• **Items**:
★ ★ ★ ★
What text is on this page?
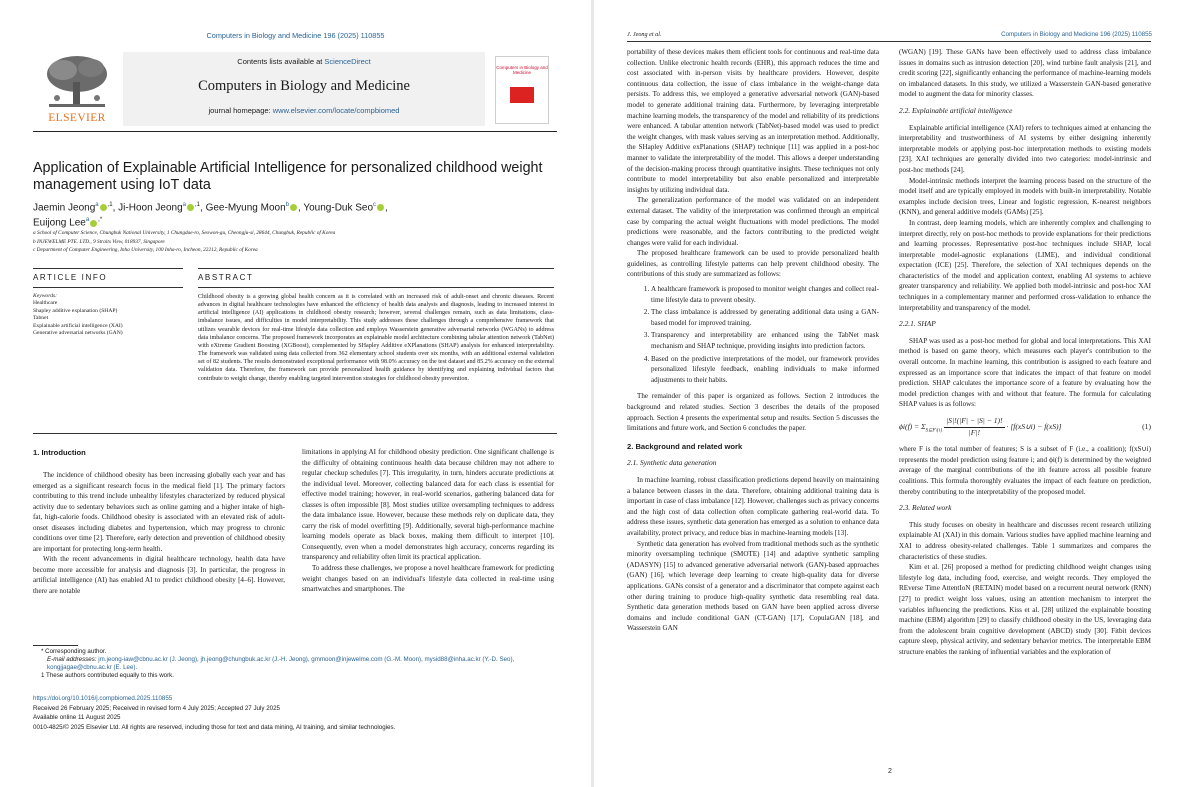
Computers in Biology and Medicine 196 (2025) 110855
ELSEVIER
Contents lists available at ScienceDirect
Computers in Biology and Medicine
journal homepage: www.elsevier.com/locate/compbiomed
Computers in Biology and Medicine
Application of Explainable Artificial Intelligence for personalized childhood weight management using IoT data
Jaemin Jeong$^a$ $^{,1}$, Ji-Hoon Jeong$^a$ $^{,1}$, Gee-Myung Moon$^b$ , Young-Duk Seo$^c$ ,
Euijong Lee$^a$ ,*
a School of Computer Science, Chungbuk National University, 1 Chungdae-ro, Seowon-gu, Cheongju-si, 28644, Chungbuk, Republic of Korea
b INJEWELME PTE. LTD., 9 Straits View, 018937, Singapore
c Department of Computer Engineering, Inha University, 100 Inha-ro, Incheon, 22212, Republic of Korea
ARTICLE INFO	ABSTRACT
Keywords:
Healthcare
Shapley additive explanation (SHAP)
Tabnet
Explainable artificial intelligence (XAI)
Generative adversarial networks (GAN)
Childhood obesity is a growing global health concern as it is correlated with an increased risk of adult-onset and chronic diseases. Recent advances in digital healthcare technologies have enhanced the efficiency of health data analysis and diagnosis, leading to increased interest in artificial intelligence (AI) applications in childhood obesity research; however, several challenges remain, such as data limitations, class-imbalance issues, and difficulties in model interpretability. This study addresses these challenges through a comprehensive framework that utilizes wearable devices for real-time lifestyle data collection and employs Wasserstein generative adversarial networks (WGANs) to address data imbalance concerns. The proposed framework incorporates an explainable model architecture combining tabular attention network (TabNet) with eXtreme Gradient Boosting (XGBoost), complemented by SHapley Additive eXPlanations (SHAP) analysis for enhanced interpretability. The framework was validated using data collected from 362 elementary school students over six months, with an additional external validation set of 82 students. The results demonstrated exceptional performance with 98.0% accuracy on the test dataset and 85.2% accuracy on the external validation data. Therefore, the framework can provide personalized health guidance by identifying and explaining individual factors that contribute to weight change, thereby enabling targeted intervention strategies for childhood obesity prevention.
1. Introduction

The incidence of childhood obesity has been increasing globally each year and has emerged as a significant research focus in the medical field [1]. The primary factors contributing to this trend include unhealthy lifestyles characterized by reduced physical activity due to sedentary behaviors such as online gaming and a higher intake of high-fat, high-calorie foods. Childhood obesity is associated with an elevated risk of adult-onset diseases including diabetes and hypertension, which may progress to chronic conditions over time [2]. Therefore, early detection and prevention of childhood obesity are important for protecting long-term health.

With the recent advancements in digital healthcare technology, health data have become more accessible for analysis and diagnosis [3]. In particular, the progress in artificial intelligence (AI) has enabled AI to predict childhood obesity [4–6]. However, there are notable

limitations in applying AI for childhood obesity prediction. One significant challenge is the difficulty of obtaining continuous health data because children may not adhere to regular checkup schedules [7]. This irregularity, in turn, hinders accurate predictions at the individual level. Moreover, collecting balanced data for each class is essential for effective model training; however, in real-world scenarios, gathering balanced data for classes is often impossible [8]. Most studies utilize oversampling techniques to address the data imbalance issue. However, because these methods rely on duplicate data, they carry the risk of model overfitting [9]. Additionally, several high-performance machine learning models operate as black boxes, making them difficult to interpret [10]. Consequently, even when a model demonstrates high accuracy, concerns regarding its transparency and reliability often limit its practical application.

To address these challenges, we propose a novel healthcare framework for predicting weight changes based on an individual's lifestyle data collected in real-time using smartwatches and smartphones. The

* Corresponding author.
E-mail addresses: jm.jeong-iaw@cbnu.ac.kr (J. Jeong), jh.jeong@chungbuk.ac.kr (J.-H. Jeong), gmmoon@injewelme.com (G.-M. Moon), mysid88@inha.ac.kr (Y.-D. Seo), kongjjagae@cbnu.ac.kr (E. Lee).
1 These authors contributed equally to this work.
https://doi.org/10.1016/j.compbiomed.2025.110855
Received 26 February 2025; Received in revised form 4 July 2025; Accepted 27 July 2025
Available online 11 August 2025
0010-4825/© 2025 Elsevier Ltd. All rights are reserved, including those for text and data mining, AI training, and similar technologies.
J. Jeong et al.	Computers in Biology and Medicine 196 (2025) 110855

portability of these devices makes them efficient tools for continuous and real-time data collection. Unlike electronic health records (EHR), this approach reduces the time and cost associated with in-person visits by healthcare providers. However, despite continuous data collection, the issue of class imbalance in the weight-change data persists. To address this, we employed a generative adversarial network (GAN)-based model to generate additional training data. Furthermore, by leveraging interpretable machine learning models, the transparency of the model and reliability of its predictions were enhanced. A tabular attention network (TabNet)-based model was used to predict the weight changes, with mask values serving as an interpretation method. Additionally, the SHapley Additive exPlanations (SHAP) technique [11] was applied in a post-hoc manner to validate the interpretability of the model. This allows a deeper understanding of the decision-making process through quantitative insights. These techniques not only contribute to model interpretability but also enable personalized and interpretable insights by utilizing individual data.

The generalization performance of the model was validated on an independent external dataset. The validity of the interpretation was confirmed through an empirical case by comparing the actual weight fluctuations with model predictions. The model predictions were reasonable, and the factors contributing to the predicted weight changes were valid for each individual.

The proposed healthcare framework can be used to provide personalized health guidelines, as controlling lifestyle patterns can help prevent childhood obesity. The contributions of this study are summarized as follows:

1. A healthcare framework is proposed to monitor weight changes and collect real-time lifestyle data to prevent obesity.
2. The class imbalance is addressed by generating additional data using a GAN-based model for improved training.
3. Transparency and interpretability are enhanced using the TabNet mask mechanism and SHAP technique, providing insights into prediction factors.
4. Based on the predictive interpretations of the model, our framework provides personalized lifestyle feedback, enabling individuals to make informed adjustments to their habits.

The remainder of this paper is organized as follows. Section 2 introduces the background and related studies. Section 3 describes the details of the proposed approach. Section 4 presents the experimental setup and results. Section 5 discusses the limitations and future work, and Section 6 concludes the paper.

2. Background and related work

2.1. Synthetic data generation

In machine learning, robust classification predictions depend heavily on maintaining a balance between classes in the data. Therefore, obtaining additional training data is important in case of class imbalance [12]. However, challenges such as privacy concerns and the high cost of data collection often complicate gathering real-world data. To address these issues, synthetic data generation has emerged as a solution to enhance data availability, protect privacy, and reduce bias in machine-learning models [13].

Synthetic data generation has evolved from traditional methods such as the synthetic minority oversampling technique (SMOTE) [14] and adaptive synthetic sampling (ADASYN) [15] to advanced generative adversarial network (GAN)-based approaches (GAN) [16], which leverage deep learning to create high-quality data for diverse applications. GANs consist of a generator and a discriminator that compete against each other during training to produce high-quality synthetic data resembling real data. Synthetic data generation methods based on GAN have been applied across diverse domains and include conditional GAN (CT-GAN) [17], CopulaGAN [18], and Wasserstein GAN

(WGAN) [19]. These GANs have been effectively used to address class imbalance issues in domains such as intrusion detection [20], wind turbine fault analysis [21], and credit scoring [22], significantly enhancing the performance of machine-learning models on imbalanced datasets. In this study, we utilized a Wasserstein GAN-based generative model to augment the data for minority classes.

2.2. Explainable artificial intelligence

Explainable artificial intelligence (XAI) refers to techniques aimed at enhancing the interpretability and trustworthiness of AI systems by either designing inherently interpretable models or applying post-hoc interpretation methods to existing models [23]. XAI techniques are generally divided into two categories: model-intrinsic and post-hoc methods [24].

Model-intrinsic methods interpret the learning process based on the structure of the model itself and are typically employed in models with built-in interpretability. Notable examples include decision trees, Linear and logistic regression, K-nearest neighbors (KNN), and general additive models (GAMs) [25].

In contrast, deep learning models, which are inherently complex and challenging to interpret directly, rely on post-hoc methods to provide explanations for their predictions and learning processes. Representative post-hoc techniques include SHAP, local interpretable model-agnostic explanations (LIME), and individual conditional expectation (ICE) [25]. Therefore, the selection of XAI techniques depends on the characteristics of the model and application context, enabling AI systems to achieve greater transparency and reliability. We applied both model-intrinsic and post-hoc XAI techniques in a complementary manner and performed cross-validation to enhance the interpretability and transparency of the model.

2.2.1. SHAP

SHAP was used as a post-hoc method for global and local interpretations. This XAI method is based on game theory, which measures each player's contribution to the overall outcome. In machine learning, this contribution is assigned to each feature and expressed as an importance score that indicates the impact of that feature on model prediction. SHAP calculates the importance score of a feature by evaluating how the model prediction changes with and without that feature. The formula for calculating SHAP values is as follows:

$\phi i(f) = \Sigma_{S⊆F\backslash\{i\}} \frac{|S|!(|F| - |S| - 1)!}{|F|!}$ · [f(xS∪i) − f(xS)]	(1)

where F is the total number of features; S is a subset of F (i.e., a coalition); f(xS∪i) represents the model prediction using feature i; and ϕi(f) is determined by the weighted average of the marginal contributions of the ith feature across all possible feature coalitions. This formula thoroughly evaluates the impact of each feature on prediction, thereby contributing to the interpretability of the proposed model.

2.3. Related work

This study focuses on obesity in healthcare and discusses recent research utilizing explainable AI (XAI) in this domain. Various studies have applied machine learning and XAI to address obesity-related challenges. Table 1 summarizes and compares the characteristics of these studies.

Kim et al. [26] proposed a method for predicting childhood weight changes using lifestyle log data, including food, exercise, and weight records. They employed the REverse Time AttentIoN (RETAIN) model based on a recurrent neural network (RNN) [27] to predict weight loss values, using an attention mechanism to interpret the variables influencing the predictions. Kiss et al. [28] utilized the explainable boosting machine (EBM) algorithm [29] to classify childhood obesity in the US, leveraging data from the adolescent brain cognitive development (ABCD) study [30]. Fitbit devices capture sleep, physical activity, and sedentary behavior metrics. The interpretable EBM structure enables the ranking of influential variables and the exploration of

2
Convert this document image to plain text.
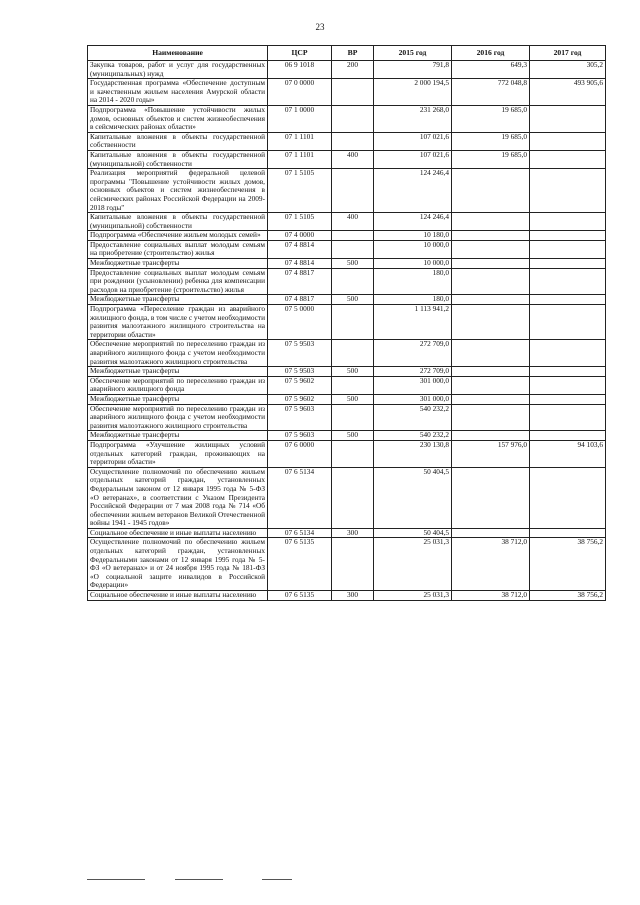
23
Наименование	ЦСР	ВР	2015 год	2016 год	2017 год
Закупка товаров, работ и услуг для государственных (муниципальных) нужд	06 9 1018	200	791,8	649,3	305,2
Государственная программа «Обеспечение доступным и качественным жильем населения Амурской области на 2014 - 2020 годы»	07 0 0000		2 000 194,5	772 048,8	493 905,6
Подпрограмма «Повышение устойчивости жилых домов, основных объектов и систем жизнеобеспечения в сейсмических районах области»	07 1 0000		231 268,0	19 685,0	
Капитальные вложения в объекты государственной собственности	07 1 1101		107 021,6	19 685,0	
Капитальные вложения в объекты государственной (муниципальной) собственности	07 1 1101	400	107 021,6	19 685,0	
Реализация мероприятий федеральной целевой программы "Повышение устойчивости жилых домов, основных объектов и систем жизнеобеспечения в сейсмических районах Российской Федерации на 2009-2018 годы"	07 1 5105		124 246,4		
Капитальные вложения в объекты государственной (муниципальной) собственности	07 1 5105	400	124 246,4		
Подпрограмма «Обеспечение жильем молодых семей»	07 4 0000		10 180,0		
Предоставление социальных выплат молодым семьям на приобретение (строительство) жилья	07 4 8814		10 000,0		
Межбюджетные трансферты	07 4 8814	500	10 000,0		
Предоставление социальных выплат молодым семьям при рождении (усыновлении) ребенка для компенсации расходов на приобретение (строительство) жилья	07 4 8817		180,0		
Межбюджетные трансферты	07 4 8817	500	180,0		
Подпрограмма «Переселение граждан из аварийного жилищного фонда, в том числе с учетом необходимости развития малоэтажного жилищного строительства на территории области»	07 5 0000		1 113 941,2		
Обеспечение мероприятий по переселению граждан из аварийного жилищного фонда с учетом необходимости развития малоэтажного жилищного строительства	07 5 9503		272 709,0		
Межбюджетные трансферты	07 5 9503	500	272 709,0		
Обеспечение мероприятий по переселению граждан из аварийного жилищного фонда	07 5 9602		301 000,0		
Межбюджетные трансферты	07 5 9602	500	301 000,0		
Обеспечение мероприятий по переселению граждан из аварийного жилищного фонда с учетом необходимости развития малоэтажного жилищного строительства	07 5 9603		540 232,2		
Межбюджетные трансферты	07 5 9603	500	540 232,2		
Подпрограмма «Улучшение жилищных условий отдельных категорий граждан, проживающих на территории области»	07 6 0000		230 130,8	157 976,0	94 103,6
Осуществление полномочий по обеспечению жильем отдельных категорий граждан, установленных Федеральным законом от 12 января 1995 года № 5-ФЗ «О ветеранах», в соответствии с Указом Президента Российской Федерации от 7 мая 2008 года № 714 «Об обеспечении жильем ветеранов Великой Отечественной войны 1941 - 1945 годов»	07 6 5134		50 404,5		
Социальное обеспечение и иные выплаты населению	07 6 5134	300	50 404,5		
Осуществление полномочий по обеспечению жильем отдельных категорий граждан, установленных Федеральными законами от 12 января 1995 года № 5-ФЗ «О ветеранах» и от 24 ноября 1995 года № 181-ФЗ «О социальной защите инвалидов в Российской Федерации»	07 6 5135		25 031,3	38 712,0	38 756,2
Социальное обеспечение и иные выплаты населению	07 6 5135	300	25 031,3	38 712,0	38 756,2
★ ★ ★ ★
• **Given problem**:
Copy each line that contains the word "молодым".

• **Result of the task**:
Предоставление социальных выплат молодым семьям на приобретение (строительство) жилья	07 4 8814		10 000,0		
Предоставление социальных выплат молодым семьям при рождении (усыновлении) ребенка для компенсации расходов на приобретение (строительство) жилья	07 4 8817		180,0		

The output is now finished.